__Prompt__:
Please pull out every line that includes the string "معتبر".

__Rows__:
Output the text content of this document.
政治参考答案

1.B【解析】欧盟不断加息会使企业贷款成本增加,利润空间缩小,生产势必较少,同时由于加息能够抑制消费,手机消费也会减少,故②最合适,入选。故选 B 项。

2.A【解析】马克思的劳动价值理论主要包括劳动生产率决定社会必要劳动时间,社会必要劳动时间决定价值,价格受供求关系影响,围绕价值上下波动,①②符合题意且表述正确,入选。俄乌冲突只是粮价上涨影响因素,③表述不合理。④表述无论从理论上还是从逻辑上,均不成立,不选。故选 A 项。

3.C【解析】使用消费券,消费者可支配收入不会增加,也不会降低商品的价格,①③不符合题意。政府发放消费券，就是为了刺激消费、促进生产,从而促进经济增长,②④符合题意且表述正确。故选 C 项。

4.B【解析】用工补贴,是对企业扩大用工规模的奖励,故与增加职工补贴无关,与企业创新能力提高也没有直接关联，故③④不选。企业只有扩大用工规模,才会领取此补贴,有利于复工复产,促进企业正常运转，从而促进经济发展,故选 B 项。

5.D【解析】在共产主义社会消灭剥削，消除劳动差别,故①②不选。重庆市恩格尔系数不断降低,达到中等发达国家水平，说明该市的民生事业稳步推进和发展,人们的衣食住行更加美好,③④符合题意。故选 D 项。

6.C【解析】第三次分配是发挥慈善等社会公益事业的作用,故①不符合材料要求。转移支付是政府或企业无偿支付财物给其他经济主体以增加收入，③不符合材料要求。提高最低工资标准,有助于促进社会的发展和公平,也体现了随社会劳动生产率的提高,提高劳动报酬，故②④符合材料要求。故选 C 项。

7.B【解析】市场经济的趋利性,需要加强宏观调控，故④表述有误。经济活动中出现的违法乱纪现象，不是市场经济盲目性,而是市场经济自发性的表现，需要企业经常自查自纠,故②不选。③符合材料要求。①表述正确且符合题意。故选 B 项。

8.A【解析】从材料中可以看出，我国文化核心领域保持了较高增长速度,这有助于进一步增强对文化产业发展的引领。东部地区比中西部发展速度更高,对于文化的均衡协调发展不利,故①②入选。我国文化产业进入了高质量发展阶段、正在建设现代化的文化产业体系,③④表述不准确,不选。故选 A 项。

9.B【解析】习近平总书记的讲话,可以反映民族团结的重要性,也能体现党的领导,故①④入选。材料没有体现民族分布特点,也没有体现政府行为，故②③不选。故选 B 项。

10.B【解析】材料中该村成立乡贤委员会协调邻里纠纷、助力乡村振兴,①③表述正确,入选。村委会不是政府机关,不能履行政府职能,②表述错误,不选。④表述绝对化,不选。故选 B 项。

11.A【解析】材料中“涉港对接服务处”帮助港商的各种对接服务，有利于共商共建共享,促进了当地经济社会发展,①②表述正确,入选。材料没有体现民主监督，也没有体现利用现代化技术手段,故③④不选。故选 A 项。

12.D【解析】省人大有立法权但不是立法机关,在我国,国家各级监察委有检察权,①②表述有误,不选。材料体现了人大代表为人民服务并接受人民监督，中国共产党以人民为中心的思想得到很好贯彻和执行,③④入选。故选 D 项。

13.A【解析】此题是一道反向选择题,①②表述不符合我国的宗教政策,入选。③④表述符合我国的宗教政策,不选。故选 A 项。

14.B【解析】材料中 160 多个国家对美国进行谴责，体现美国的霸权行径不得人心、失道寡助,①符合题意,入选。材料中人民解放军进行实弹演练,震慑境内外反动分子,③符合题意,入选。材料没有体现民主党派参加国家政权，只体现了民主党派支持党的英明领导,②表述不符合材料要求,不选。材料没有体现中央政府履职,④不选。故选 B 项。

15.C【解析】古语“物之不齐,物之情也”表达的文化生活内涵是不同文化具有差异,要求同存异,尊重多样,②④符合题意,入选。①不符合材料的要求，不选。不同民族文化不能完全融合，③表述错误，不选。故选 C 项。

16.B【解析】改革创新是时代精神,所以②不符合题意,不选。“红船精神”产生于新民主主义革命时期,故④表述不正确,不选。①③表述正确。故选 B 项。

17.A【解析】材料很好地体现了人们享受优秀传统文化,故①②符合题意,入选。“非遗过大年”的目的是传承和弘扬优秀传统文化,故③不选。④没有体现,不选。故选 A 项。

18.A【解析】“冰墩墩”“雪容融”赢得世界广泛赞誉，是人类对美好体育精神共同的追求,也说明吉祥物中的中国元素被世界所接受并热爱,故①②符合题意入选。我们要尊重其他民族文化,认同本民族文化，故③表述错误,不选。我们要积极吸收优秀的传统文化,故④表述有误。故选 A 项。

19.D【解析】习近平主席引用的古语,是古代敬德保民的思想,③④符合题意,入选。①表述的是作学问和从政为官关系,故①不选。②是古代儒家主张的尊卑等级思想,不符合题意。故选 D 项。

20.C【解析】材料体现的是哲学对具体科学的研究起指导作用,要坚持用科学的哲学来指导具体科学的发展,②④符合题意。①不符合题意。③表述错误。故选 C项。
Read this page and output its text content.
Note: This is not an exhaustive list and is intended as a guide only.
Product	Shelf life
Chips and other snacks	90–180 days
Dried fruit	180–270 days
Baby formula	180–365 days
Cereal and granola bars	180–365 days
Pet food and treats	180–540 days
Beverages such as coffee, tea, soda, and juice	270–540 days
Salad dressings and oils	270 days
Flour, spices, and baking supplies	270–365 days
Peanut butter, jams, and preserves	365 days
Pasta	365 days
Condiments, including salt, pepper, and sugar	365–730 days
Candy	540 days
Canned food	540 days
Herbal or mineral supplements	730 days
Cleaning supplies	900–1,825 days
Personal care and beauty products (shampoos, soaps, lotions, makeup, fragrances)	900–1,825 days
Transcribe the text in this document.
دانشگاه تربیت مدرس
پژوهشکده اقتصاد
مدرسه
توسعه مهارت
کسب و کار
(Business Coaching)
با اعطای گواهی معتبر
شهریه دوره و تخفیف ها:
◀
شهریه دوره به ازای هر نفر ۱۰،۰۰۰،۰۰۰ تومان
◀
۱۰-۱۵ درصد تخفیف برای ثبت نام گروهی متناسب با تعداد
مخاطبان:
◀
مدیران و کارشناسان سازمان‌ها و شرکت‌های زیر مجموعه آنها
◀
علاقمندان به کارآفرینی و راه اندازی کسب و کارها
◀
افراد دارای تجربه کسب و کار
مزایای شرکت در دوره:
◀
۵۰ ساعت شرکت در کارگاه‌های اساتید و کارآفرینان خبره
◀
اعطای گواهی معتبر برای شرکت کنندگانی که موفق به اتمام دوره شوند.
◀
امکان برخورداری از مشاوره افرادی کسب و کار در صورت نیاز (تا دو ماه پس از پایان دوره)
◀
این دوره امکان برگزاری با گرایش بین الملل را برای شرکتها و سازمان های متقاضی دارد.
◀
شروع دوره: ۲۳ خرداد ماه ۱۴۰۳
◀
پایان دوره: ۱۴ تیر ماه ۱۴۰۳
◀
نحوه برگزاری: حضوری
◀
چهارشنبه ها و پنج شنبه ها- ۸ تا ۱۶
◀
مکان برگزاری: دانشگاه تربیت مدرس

__Result for this task__:
با اعطای گواهی معتبر
اعطای گواهی معتبر برای شرکت کنندگانی که موفق به اتمام دوره شوند.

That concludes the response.